** About this task **
The entries shown below should be output exactly as they appear.

** Dataset content **
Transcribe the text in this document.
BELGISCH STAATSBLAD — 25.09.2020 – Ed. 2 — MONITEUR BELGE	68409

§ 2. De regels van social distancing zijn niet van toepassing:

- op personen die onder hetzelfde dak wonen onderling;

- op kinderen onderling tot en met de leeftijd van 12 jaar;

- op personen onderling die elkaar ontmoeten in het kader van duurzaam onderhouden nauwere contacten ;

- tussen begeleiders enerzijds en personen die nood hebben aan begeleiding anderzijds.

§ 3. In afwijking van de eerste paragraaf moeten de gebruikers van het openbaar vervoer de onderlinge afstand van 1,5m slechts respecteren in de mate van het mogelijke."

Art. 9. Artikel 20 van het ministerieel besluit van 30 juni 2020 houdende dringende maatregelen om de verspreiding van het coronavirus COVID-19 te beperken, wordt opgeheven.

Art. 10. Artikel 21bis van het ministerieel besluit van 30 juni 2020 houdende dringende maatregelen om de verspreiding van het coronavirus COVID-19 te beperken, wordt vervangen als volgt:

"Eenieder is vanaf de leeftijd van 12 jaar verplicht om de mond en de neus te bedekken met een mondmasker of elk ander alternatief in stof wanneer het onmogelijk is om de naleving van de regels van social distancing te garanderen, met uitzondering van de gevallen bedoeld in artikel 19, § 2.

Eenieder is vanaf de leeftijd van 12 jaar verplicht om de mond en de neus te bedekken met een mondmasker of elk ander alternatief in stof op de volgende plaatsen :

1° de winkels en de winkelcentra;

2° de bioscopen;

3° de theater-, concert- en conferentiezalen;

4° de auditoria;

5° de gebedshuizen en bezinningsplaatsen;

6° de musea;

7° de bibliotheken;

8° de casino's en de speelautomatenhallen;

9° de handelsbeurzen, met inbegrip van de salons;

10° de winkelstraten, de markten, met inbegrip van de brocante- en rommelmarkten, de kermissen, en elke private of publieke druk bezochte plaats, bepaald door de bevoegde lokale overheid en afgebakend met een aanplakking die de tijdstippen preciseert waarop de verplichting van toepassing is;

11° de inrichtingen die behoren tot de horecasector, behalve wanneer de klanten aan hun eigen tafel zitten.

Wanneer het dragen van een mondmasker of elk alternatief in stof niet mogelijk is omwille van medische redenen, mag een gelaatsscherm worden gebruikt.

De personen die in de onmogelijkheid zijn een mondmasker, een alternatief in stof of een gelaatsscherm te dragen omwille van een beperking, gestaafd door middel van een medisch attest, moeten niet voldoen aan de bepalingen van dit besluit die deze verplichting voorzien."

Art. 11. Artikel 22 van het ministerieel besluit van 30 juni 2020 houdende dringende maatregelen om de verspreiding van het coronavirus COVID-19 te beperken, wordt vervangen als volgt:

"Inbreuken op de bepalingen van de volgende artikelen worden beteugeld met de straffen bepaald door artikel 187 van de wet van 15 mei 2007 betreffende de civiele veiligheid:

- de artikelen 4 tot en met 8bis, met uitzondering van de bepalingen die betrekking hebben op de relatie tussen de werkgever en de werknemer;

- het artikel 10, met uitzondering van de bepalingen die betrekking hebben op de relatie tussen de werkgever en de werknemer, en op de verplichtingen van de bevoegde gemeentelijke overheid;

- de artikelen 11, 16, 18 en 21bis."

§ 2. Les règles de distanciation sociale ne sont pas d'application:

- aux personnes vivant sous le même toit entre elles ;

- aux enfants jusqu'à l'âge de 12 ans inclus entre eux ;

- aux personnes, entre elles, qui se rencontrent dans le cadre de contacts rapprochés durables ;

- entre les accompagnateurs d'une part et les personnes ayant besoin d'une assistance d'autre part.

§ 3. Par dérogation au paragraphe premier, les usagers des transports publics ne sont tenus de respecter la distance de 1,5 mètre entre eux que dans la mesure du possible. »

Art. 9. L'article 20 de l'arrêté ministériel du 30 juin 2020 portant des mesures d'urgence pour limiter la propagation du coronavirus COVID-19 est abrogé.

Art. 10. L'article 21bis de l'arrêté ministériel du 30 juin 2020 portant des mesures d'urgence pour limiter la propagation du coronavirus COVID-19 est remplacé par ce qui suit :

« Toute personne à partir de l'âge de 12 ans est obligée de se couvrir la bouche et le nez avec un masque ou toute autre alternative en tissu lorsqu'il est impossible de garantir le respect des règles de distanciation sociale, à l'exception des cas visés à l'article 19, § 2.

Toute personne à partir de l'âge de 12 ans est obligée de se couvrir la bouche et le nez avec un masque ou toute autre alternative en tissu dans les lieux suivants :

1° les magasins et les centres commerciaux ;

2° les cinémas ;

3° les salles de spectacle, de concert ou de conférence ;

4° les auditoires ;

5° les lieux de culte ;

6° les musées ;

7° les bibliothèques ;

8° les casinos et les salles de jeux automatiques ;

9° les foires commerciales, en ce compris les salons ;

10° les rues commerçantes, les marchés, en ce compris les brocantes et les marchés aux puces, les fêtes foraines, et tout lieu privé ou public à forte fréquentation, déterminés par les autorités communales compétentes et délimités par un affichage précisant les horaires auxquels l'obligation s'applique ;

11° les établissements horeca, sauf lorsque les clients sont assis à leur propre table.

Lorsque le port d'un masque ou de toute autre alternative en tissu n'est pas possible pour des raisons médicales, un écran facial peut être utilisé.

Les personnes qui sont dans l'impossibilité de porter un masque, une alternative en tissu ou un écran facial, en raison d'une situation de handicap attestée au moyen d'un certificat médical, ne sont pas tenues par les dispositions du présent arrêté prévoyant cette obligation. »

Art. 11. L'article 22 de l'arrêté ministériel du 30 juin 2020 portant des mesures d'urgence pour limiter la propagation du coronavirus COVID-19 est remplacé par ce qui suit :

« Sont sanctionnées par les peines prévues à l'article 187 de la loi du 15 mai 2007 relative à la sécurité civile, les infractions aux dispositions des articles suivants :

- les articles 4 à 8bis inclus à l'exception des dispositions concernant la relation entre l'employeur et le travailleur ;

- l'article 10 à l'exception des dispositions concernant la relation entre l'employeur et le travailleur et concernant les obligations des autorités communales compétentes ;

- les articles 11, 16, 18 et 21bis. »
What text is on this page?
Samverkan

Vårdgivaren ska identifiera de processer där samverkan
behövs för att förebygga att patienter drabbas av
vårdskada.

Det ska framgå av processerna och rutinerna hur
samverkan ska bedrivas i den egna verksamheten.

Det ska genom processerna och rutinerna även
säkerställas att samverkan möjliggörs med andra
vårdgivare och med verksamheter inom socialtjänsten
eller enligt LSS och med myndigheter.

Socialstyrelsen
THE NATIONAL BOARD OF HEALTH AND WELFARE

** Reply **
Transcribe the text in this document.
BELGISCH STAATSBLAD — 25.09.2020 – Ed. 2 — MONITEUR BELGE	68409

§ 2. De regels van social distancing zijn niet van toepassing:

- op personen die onder hetzelfde dak wonen onderling;

- op kinderen onderling tot en met de leeftijd van 12 jaar;

- op personen onderling die elkaar ontmoeten in het kader van duurzaam onderhouden nauwere contacten ;

- tussen begeleiders enerzijds en personen die nood hebben aan begeleiding anderzijds.

§ 3. In afwijking van de eerste paragraaf moeten de gebruikers van het openbaar vervoer de onderlinge afstand van 1,5m slechts respecteren in de mate van het mogelijke."

Art. 9. Artikel 20 van het ministerieel besluit van 30 juni 2020 houdende dringende maatregelen om de verspreiding van het coronavirus COVID-19 te beperken, wordt opgeheven.

Art. 10. Artikel 21bis van het ministerieel besluit van 30 juni 2020 houdende dringende maatregelen om de verspreiding van het coronavirus COVID-19 te beperken, wordt vervangen als volgt:

"Eenieder is vanaf de leeftijd van 12 jaar verplicht om de mond en de neus te bedekken met een mondmasker of elk ander alternatief in stof wanneer het onmogelijk is om de naleving van de regels van social distancing te garanderen, met uitzondering van de gevallen bedoeld in artikel 19, § 2.

Eenieder is vanaf de leeftijd van 12 jaar verplicht om de mond en de neus te bedekken met een mondmasker of elk ander alternatief in stof op de volgende plaatsen :

1° de winkels en de winkelcentra;

2° de bioscopen;

3° de theater-, concert- en conferentiezalen;

4° de auditoria;

5° de gebedshuizen en bezinningsplaatsen;

6° de musea;

7° de bibliotheken;

8° de casino's en de speelautomatenhallen;

9° de handelsbeurzen, met inbegrip van de salons;

10° de winkelstraten, de markten, met inbegrip van de brocante- en rommelmarkten, de kermissen, en elke private of publieke druk bezochte plaats, bepaald door de bevoegde lokale overheid en afgebakend met een aanplakking die de tijdstippen preciseert waarop de verplichting van toepassing is;

11° de inrichtingen die behoren tot de horecasector, behalve wanneer de klanten aan hun eigen tafel zitten.

Wanneer het dragen van een mondmasker of elk alternatief in stof niet mogelijk is omwille van medische redenen, mag een gelaatsscherm worden gebruikt.

De personen die in de onmogelijkheid zijn een mondmasker, een alternatief in stof of een gelaatsscherm te dragen omwille van een beperking, gestaafd door middel van een medisch attest, moeten niet voldoen aan de bepalingen van dit besluit die deze verplichting voorzien."

Art. 11. Artikel 22 van het ministerieel besluit van 30 juni 2020 houdende dringende maatregelen om de verspreiding van het coronavirus COVID-19 te beperken, wordt vervangen als volgt:

"Inbreuken op de bepalingen van de volgende artikelen worden beteugeld met de straffen bepaald door artikel 187 van de wet van 15 mei 2007 betreffende de civiele veiligheid:

- de artikelen 4 tot en met 8bis, met uitzondering van de bepalingen die betrekking hebben op de relatie tussen de werkgever en de werknemer;

- het artikel 10, met uitzondering van de bepalingen die betrekking hebben op de relatie tussen de werkgever en de werknemer, en op de verplichtingen van de bevoegde gemeentelijke overheid;

- de artikelen 11, 16, 18 en 21bis."

§ 2. Les règles de distanciation sociale ne sont pas d'application:

- aux personnes vivant sous le même toit entre elles ;

- aux enfants jusqu'à l'âge de 12 ans inclus entre eux ;

- aux personnes, entre elles, qui se rencontrent dans le cadre de contacts rapprochés durables ;

- entre les accompagnateurs d'une part et les personnes ayant besoin d'une assistance d'autre part.

§ 3. Par dérogation au paragraphe premier, les usagers des transports publics ne sont tenus de respecter la distance de 1,5 mètre entre eux que dans la mesure du possible. »

Art. 9. L'article 20 de l'arrêté ministériel du 30 juin 2020 portant des mesures d'urgence pour limiter la propagation du coronavirus COVID-19 est abrogé.

Art. 10. L'article 21bis de l'arrêté ministériel du 30 juin 2020 portant des mesures d'urgence pour limiter la propagation du coronavirus COVID-19 est remplacé par ce qui suit :

« Toute personne à partir de l'âge de 12 ans est obligée de se couvrir la bouche et le nez avec un masque ou toute autre alternative en tissu lorsqu'il est impossible de garantir le respect des règles de distanciation sociale, à l'exception des cas visés à l'article 19, § 2.

Toute personne à partir de l'âge de 12 ans est obligée de se couvrir la bouche et le nez avec un masque ou toute autre alternative en tissu dans les lieux suivants :

1° les magasins et les centres commerciaux ;

2° les cinémas ;

3° les salles de spectacle, de concert ou de conférence ;

4° les auditoires ;

5° les lieux de culte ;

6° les musées ;

7° les bibliothèques ;

8° les casinos et les salles de jeux automatiques ;

9° les foires commerciales, en ce compris les salons ;

10° les rues commerçantes, les marchés, en ce compris les brocantes et les marchés aux puces, les fêtes foraines, et tout lieu privé ou public à forte fréquentation, déterminés par les autorités communales compétentes et délimités par un affichage précisant les horaires auxquels l'obligation s'applique ;

11° les établissements horeca, sauf lorsque les clients sont assis à leur propre table.

Lorsque le port d'un masque ou de toute autre alternative en tissu n'est pas possible pour des raisons médicales, un écran facial peut être utilisé.

Les personnes qui sont dans l'impossibilité de porter un masque, une alternative en tissu ou un écran facial, en raison d'une situation de handicap attestée au moyen d'un certificat médical, ne sont pas tenues par les dispositions du présent arrêté prévoyant cette obligation. »

Art. 11. L'article 22 de l'arrêté ministériel du 30 juin 2020 portant des mesures d'urgence pour limiter la propagation du coronavirus COVID-19 est remplacé par ce qui suit :

« Sont sanctionnées par les peines prévues à l'article 187 de la loi du 15 mai 2007 relative à la sécurité civile, les infractions aux dispositions des articles suivants :

- les articles 4 à 8bis inclus à l'exception des dispositions concernant la relation entre l'employeur et le travailleur ;

- l'article 10 à l'exception des dispositions concernant la relation entre l'employeur et le travailleur et concernant les obligations des autorités communales compétentes ;

- les articles 11, 16, 18 et 21bis. »
What text is on this page?
Samverkan

Vårdgivaren ska identifiera de processer där samverkan
behövs för att förebygga att patienter drabbas av
vårdskada.

Det ska framgå av processerna och rutinerna hur
samverkan ska bedrivas i den egna verksamheten.

Det ska genom processerna och rutinerna även
säkerställas att samverkan möjliggörs med andra
vårdgivare och med verksamheter inom socialtjänsten
eller enligt LSS och med myndigheter.

Socialstyrelsen
THE NATIONAL BOARD OF HEALTH AND WELFARE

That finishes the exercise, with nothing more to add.